> EXERCISE DESCRIPTION
From the data that follows, copy every line holding the string "Bunter".

### SUPPLIED RECORDS ###

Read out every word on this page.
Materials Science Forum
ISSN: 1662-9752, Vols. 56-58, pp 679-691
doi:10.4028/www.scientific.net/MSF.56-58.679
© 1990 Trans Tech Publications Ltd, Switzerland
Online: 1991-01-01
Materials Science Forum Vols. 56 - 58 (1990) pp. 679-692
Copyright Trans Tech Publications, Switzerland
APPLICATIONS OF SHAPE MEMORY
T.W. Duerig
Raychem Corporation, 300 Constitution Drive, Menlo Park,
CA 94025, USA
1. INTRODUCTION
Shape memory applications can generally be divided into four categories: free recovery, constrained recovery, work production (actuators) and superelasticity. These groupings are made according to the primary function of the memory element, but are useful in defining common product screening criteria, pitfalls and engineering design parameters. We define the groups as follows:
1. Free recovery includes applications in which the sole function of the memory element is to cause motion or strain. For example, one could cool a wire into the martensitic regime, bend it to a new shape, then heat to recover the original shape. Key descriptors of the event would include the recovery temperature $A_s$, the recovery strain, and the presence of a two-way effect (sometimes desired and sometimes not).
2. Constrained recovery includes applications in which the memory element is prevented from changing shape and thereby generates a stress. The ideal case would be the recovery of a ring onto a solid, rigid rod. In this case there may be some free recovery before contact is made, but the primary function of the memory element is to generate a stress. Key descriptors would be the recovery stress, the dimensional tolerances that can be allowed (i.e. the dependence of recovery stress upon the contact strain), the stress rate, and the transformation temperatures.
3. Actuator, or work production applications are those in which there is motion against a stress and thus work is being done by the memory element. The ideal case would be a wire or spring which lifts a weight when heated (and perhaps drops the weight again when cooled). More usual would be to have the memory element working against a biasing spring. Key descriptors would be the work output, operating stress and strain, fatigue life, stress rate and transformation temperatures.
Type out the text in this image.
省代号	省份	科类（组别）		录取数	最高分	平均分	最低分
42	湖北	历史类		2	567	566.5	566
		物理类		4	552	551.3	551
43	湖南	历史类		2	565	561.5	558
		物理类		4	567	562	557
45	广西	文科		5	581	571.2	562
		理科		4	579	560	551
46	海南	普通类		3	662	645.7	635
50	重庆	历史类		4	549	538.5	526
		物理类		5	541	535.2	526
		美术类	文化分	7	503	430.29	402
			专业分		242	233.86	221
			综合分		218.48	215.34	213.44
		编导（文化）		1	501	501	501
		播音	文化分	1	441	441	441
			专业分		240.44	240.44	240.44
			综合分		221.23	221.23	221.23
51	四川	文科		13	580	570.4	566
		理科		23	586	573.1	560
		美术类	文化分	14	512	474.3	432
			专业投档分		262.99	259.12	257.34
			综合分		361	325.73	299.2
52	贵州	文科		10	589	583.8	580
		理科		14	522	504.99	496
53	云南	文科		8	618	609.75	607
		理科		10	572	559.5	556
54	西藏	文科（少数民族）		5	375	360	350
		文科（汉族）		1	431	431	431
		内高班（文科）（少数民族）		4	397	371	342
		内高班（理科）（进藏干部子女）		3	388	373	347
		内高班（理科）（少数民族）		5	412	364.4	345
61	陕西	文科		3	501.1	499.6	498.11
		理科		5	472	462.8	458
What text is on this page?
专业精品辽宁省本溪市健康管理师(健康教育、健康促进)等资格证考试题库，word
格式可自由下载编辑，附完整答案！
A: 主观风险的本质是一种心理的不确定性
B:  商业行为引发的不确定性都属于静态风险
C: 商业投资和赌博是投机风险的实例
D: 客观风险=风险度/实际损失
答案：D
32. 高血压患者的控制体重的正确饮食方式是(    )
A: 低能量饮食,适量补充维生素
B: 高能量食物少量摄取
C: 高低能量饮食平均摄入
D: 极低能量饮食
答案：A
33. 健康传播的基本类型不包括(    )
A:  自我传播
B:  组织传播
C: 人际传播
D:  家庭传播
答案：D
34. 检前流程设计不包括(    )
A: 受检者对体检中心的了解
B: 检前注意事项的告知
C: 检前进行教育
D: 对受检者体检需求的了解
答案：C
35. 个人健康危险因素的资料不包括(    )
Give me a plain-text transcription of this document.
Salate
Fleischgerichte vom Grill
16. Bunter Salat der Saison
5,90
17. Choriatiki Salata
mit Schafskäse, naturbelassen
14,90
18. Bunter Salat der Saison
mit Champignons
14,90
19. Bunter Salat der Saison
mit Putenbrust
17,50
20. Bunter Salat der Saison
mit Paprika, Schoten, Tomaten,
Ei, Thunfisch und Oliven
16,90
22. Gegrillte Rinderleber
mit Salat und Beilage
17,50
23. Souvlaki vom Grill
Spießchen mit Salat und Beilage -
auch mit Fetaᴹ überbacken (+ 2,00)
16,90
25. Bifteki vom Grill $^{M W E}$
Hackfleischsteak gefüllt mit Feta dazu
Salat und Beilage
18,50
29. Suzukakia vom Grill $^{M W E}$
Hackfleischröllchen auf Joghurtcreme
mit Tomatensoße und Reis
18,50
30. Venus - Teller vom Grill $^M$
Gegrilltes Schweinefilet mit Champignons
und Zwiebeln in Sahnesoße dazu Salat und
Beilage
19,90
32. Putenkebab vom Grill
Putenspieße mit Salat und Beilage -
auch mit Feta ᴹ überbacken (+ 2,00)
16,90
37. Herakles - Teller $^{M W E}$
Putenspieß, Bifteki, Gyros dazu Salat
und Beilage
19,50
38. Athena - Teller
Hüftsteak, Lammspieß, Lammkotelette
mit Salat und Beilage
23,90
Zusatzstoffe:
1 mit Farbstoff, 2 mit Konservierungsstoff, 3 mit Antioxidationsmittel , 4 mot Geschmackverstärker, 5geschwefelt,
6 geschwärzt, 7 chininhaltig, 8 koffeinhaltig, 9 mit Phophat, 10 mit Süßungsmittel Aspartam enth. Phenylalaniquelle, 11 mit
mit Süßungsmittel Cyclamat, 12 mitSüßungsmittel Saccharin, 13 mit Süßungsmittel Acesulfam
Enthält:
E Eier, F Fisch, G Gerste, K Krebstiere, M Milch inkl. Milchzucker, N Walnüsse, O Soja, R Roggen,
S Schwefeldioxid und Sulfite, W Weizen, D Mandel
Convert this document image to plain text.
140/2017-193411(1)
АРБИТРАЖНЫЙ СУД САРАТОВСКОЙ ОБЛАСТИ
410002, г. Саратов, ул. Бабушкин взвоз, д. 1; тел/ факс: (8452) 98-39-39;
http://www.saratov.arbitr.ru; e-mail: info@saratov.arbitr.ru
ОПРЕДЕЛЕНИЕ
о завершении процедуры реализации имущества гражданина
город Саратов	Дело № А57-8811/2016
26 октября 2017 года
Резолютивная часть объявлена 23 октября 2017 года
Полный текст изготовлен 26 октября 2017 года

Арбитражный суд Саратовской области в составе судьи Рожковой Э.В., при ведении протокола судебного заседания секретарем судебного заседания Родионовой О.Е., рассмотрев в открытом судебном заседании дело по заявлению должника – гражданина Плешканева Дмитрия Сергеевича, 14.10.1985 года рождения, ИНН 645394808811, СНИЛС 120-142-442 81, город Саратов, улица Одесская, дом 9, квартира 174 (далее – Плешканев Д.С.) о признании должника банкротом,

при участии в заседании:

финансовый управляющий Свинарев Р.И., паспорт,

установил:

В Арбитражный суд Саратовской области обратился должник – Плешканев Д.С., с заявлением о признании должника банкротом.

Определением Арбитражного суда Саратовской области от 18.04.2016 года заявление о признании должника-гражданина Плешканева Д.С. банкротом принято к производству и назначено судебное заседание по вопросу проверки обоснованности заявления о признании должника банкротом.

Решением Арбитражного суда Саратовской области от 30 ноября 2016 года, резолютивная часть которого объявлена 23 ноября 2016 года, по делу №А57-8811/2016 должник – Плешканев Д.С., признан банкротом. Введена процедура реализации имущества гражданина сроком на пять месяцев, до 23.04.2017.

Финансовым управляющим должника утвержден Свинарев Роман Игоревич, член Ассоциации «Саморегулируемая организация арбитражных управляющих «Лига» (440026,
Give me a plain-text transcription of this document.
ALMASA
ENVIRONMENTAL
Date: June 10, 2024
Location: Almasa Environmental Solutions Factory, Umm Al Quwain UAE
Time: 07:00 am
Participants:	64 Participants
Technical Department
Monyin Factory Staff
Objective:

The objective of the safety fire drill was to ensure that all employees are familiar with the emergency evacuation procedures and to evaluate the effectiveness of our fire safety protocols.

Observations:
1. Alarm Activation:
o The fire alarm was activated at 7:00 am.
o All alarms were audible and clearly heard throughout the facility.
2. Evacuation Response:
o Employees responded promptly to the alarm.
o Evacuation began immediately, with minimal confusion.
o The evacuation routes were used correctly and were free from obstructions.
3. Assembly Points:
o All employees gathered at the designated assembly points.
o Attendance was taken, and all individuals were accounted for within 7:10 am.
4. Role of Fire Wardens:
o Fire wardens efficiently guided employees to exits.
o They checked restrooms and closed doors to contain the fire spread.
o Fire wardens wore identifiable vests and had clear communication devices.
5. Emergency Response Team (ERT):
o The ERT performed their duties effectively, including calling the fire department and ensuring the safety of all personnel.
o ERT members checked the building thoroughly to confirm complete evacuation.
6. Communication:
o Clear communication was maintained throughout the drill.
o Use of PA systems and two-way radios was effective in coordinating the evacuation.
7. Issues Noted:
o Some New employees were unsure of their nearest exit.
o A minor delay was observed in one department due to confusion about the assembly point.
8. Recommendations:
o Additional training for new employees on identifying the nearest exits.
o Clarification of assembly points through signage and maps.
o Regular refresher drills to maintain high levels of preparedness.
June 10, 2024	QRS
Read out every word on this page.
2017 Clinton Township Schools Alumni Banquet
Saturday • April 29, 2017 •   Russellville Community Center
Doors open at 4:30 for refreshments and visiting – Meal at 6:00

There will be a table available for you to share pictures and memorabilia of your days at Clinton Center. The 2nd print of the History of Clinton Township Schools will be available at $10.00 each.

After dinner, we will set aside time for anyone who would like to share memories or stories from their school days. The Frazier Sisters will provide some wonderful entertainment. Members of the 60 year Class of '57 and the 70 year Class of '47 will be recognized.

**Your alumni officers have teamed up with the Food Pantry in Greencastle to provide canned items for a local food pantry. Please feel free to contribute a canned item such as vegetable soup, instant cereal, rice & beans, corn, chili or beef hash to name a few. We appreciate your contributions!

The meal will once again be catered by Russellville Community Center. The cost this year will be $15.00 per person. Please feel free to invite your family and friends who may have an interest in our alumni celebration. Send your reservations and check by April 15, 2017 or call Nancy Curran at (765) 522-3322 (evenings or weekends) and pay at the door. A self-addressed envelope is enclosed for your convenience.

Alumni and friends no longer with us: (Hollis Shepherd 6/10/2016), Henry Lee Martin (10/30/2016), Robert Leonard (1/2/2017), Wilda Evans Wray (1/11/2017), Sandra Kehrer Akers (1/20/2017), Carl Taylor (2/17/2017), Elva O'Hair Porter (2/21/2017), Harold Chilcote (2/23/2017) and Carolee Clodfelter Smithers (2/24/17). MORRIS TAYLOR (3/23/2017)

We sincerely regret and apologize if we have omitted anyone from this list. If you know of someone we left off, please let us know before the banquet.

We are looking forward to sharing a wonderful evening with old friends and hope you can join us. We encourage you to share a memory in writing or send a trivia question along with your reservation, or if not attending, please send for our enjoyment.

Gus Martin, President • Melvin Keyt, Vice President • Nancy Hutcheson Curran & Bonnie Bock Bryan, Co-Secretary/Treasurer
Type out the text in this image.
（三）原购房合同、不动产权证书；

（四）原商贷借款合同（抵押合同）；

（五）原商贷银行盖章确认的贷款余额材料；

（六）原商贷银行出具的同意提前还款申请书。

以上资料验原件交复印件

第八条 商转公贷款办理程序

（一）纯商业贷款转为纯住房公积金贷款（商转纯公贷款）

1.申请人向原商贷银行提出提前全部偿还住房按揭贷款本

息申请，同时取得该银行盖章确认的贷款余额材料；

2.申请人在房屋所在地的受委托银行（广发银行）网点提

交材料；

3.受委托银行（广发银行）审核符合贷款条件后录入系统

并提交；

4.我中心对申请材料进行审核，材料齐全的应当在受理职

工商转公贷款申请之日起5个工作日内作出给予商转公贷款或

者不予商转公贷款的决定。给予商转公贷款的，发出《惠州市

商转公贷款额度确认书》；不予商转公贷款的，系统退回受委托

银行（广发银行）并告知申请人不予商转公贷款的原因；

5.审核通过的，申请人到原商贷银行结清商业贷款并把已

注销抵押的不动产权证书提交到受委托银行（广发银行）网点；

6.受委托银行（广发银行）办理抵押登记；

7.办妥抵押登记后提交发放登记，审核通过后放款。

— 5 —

###

> FINAL RESULT
16. Bunter Salat der Saison
18. Bunter Salat der Saison
19. Bunter Salat der Saison
20. Bunter Salat der Saison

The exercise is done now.